* Directions for this task
Reproduce the entire listing word for word.

Figure data in JSON:
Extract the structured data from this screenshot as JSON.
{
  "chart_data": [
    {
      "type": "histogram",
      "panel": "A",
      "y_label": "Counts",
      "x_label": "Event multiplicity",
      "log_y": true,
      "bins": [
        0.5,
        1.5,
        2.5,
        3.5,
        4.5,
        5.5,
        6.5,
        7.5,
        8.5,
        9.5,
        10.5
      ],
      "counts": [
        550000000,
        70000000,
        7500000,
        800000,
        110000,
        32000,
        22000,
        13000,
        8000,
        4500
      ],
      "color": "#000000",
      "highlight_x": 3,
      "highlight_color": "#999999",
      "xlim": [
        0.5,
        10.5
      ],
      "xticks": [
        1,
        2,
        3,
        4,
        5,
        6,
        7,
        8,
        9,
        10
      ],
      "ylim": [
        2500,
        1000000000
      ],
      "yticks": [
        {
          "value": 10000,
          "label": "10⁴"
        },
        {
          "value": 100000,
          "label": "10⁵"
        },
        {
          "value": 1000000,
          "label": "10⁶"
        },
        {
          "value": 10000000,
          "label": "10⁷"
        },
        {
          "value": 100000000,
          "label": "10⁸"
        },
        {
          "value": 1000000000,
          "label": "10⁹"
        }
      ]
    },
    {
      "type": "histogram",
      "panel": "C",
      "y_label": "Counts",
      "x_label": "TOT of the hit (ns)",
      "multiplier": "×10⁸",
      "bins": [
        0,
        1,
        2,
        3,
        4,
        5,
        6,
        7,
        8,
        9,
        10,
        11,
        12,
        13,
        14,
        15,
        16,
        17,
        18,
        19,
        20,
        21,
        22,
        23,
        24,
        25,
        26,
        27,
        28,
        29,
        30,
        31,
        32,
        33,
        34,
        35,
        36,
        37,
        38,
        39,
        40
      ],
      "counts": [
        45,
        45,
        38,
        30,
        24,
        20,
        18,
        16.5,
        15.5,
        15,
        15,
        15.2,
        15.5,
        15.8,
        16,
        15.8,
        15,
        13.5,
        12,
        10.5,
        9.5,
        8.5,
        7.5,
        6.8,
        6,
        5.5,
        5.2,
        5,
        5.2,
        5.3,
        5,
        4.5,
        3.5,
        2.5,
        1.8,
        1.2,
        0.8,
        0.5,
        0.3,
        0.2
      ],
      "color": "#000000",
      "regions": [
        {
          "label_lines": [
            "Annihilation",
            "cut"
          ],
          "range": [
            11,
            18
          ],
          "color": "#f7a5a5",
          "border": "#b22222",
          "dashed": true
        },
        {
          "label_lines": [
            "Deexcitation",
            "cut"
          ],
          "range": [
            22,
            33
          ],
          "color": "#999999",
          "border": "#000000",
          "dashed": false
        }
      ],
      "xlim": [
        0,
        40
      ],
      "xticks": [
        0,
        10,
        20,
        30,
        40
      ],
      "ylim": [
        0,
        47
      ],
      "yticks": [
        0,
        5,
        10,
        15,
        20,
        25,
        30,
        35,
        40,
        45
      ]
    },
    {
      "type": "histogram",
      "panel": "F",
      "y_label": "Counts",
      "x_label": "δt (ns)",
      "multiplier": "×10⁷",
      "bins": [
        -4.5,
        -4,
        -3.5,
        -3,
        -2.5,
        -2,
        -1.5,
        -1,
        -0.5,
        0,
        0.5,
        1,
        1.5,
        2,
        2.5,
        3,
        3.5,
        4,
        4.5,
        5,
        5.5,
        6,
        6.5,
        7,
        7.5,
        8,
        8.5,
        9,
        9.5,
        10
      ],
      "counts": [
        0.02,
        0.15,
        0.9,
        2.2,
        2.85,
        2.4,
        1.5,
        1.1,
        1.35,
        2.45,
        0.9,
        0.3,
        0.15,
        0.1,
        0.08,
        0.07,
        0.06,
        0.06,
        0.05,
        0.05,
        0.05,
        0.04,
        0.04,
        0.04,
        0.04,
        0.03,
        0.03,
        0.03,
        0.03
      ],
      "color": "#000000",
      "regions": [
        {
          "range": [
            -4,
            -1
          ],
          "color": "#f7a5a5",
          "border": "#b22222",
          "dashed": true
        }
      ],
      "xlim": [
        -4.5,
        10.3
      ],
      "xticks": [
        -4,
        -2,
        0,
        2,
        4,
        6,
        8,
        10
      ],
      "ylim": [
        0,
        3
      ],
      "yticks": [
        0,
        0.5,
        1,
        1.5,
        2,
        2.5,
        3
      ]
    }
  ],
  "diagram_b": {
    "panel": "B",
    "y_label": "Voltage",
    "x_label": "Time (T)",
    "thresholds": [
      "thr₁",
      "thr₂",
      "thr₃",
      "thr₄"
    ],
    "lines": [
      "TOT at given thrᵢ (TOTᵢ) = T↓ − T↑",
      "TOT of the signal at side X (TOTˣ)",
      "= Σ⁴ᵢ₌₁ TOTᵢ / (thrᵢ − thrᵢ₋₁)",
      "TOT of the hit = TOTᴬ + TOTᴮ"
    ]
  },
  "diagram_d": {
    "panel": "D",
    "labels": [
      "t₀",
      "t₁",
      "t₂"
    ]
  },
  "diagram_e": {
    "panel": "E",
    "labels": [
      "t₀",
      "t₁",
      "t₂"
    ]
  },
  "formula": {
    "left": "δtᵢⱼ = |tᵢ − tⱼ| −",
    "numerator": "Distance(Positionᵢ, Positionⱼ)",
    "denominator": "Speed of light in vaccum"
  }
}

* Correct response
Extract the structured data from this screenshot as JSON.
{
  "chart_data": [
    {
      "type": "histogram",
      "panel": "A",
      "y_label": "Counts",
      "x_label": "Event multiplicity",
      "log_y": true,
      "bins": [
        0.5,
        1.5,
        2.5,
        3.5,
        4.5,
        5.5,
        6.5,
        7.5,
        8.5,
        9.5,
        10.5
      ],
      "counts": [
        550000000,
        70000000,
        7500000,
        800000,
        110000,
        32000,
        22000,
        13000,
        8000,
        4500
      ],
      "color": "#000000",
      "highlight_x": 3,
      "highlight_color": "#999999",
      "xlim": [
        0.5,
        10.5
      ],
      "xticks": [
        1,
        2,
        3,
        4,
        5,
        6,
        7,
        8,
        9,
        10
      ],
      "ylim": [
        2500,
        1000000000
      ],
      "yticks": [
        {
          "value": 10000,
          "label": "10⁴"
        },
        {
          "value": 100000,
          "label": "10⁵"
        },
        {
          "value": 1000000,
          "label": "10⁶"
        },
        {
          "value": 10000000,
          "label": "10⁷"
        },
        {
          "value": 100000000,
          "label": "10⁸"
        },
        {
          "value": 1000000000,
          "label": "10⁹"
        }
      ]
    },
    {
      "type": "histogram",
      "panel": "C",
      "y_label": "Counts",
      "x_label": "TOT of the hit (ns)",
      "multiplier": "×10⁸",
      "bins": [
        0,
        1,
        2,
        3,
        4,
        5,
        6,
        7,
        8,
        9,
        10,
        11,
        12,
        13,
        14,
        15,
        16,
        17,
        18,
        19,
        20,
        21,
        22,
        23,
        24,
        25,
        26,
        27,
        28,
        29,
        30,
        31,
        32,
        33,
        34,
        35,
        36,
        37,
        38,
        39,
        40
      ],
      "counts": [
        45,
        45,
        38,
        30,
        24,
        20,
        18,
        16.5,
        15.5,
        15,
        15,
        15.2,
        15.5,
        15.8,
        16,
        15.8,
        15,
        13.5,
        12,
        10.5,
        9.5,
        8.5,
        7.5,
        6.8,
        6,
        5.5,
        5.2,
        5,
        5.2,
        5.3,
        5,
        4.5,
        3.5,
        2.5,
        1.8,
        1.2,
        0.8,
        0.5,
        0.3,
        0.2
      ],
      "color": "#000000",
      "regions": [
        {
          "label_lines": [
            "Annihilation",
            "cut"
          ],
          "range": [
            11,
            18
          ],
          "color": "#f7a5a5",
          "border": "#b22222",
          "dashed": true
        },
        {
          "label_lines": [
            "Deexcitation",
            "cut"
          ],
          "range": [
            22,
            33
          ],
          "color": "#999999",
          "border": "#000000",
          "dashed": false
        }
      ],
      "xlim": [
        0,
        40
      ],
      "xticks": [
        0,
        10,
        20,
        30,
        40
      ],
      "ylim": [
        0,
        47
      ],
      "yticks": [
        0,
        5,
        10,
        15,
        20,
        25,
        30,
        35,
        40,
        45
      ]
    },
    {
      "type": "histogram",
      "panel": "F",
      "y_label": "Counts",
      "x_label": "δt (ns)",
      "multiplier": "×10⁷",
      "bins": [
        -4.5,
        -4,
        -3.5,
        -3,
        -2.5,
        -2,
        -1.5,
        -1,
        -0.5,
        0,
        0.5,
        1,
        1.5,
        2,
        2.5,
        3,
        3.5,
        4,
        4.5,
        5,
        5.5,
        6,
        6.5,
        7,
        7.5,
        8,
        8.5,
        9,
        9.5,
        10
      ],
      "counts": [
        0.02,
        0.15,
        0.9,
        2.2,
        2.85,
        2.4,
        1.5,
        1.1,
        1.35,
        2.45,
        0.9,
        0.3,
        0.15,
        0.1,
        0.08,
        0.07,
        0.06,
        0.06,
        0.05,
        0.05,
        0.05,
        0.04,
        0.04,
        0.04,
        0.04,
        0.03,
        0.03,
        0.03,
        0.03
      ],
      "color": "#000000",
      "regions": [
        {
          "range": [
            -4,
            -1
          ],
          "color": "#f7a5a5",
          "border": "#b22222",
          "dashed": true
        }
      ],
      "xlim": [
        -4.5,
        10.3
      ],
      "xticks": [
        -4,
        -2,
        0,
        2,
        4,
        6,
        8,
        10
      ],
      "ylim": [
        0,
        3
      ],
      "yticks": [
        0,
        0.5,
        1,
        1.5,
        2,
        2.5,
        3
      ]
    }
  ],
  "diagram_b": {
    "panel": "B",
    "y_label": "Voltage",
    "x_label": "Time (T)",
    "thresholds": [
      "thr₁",
      "thr₂",
      "thr₃",
      "thr₄"
    ],
    "lines": [
      "TOT at given thrᵢ (TOTᵢ) = T↓ − T↑",
      "TOT of the signal at side X (TOTˣ)",
      "= Σ⁴ᵢ₌₁ TOTᵢ / (thrᵢ − thrᵢ₋₁)",
      "TOT of the hit = TOTᴬ + TOTᴮ"
    ]
  },
  "diagram_d": {
    "panel": "D",
    "labels": [
      "t₀",
      "t₁",
      "t₂"
    ]
  },
  "diagram_e": {
    "panel": "E",
    "labels": [
      "t₀",
      "t₁",
      "t₂"
    ]
  },
  "formula": {
    "left": "δtᵢⱼ = |tᵢ − tⱼ| −",
    "numerator": "Distance(Positionᵢ, Positionⱼ)",
    "denominator": "Speed of light in vaccum"
  }
}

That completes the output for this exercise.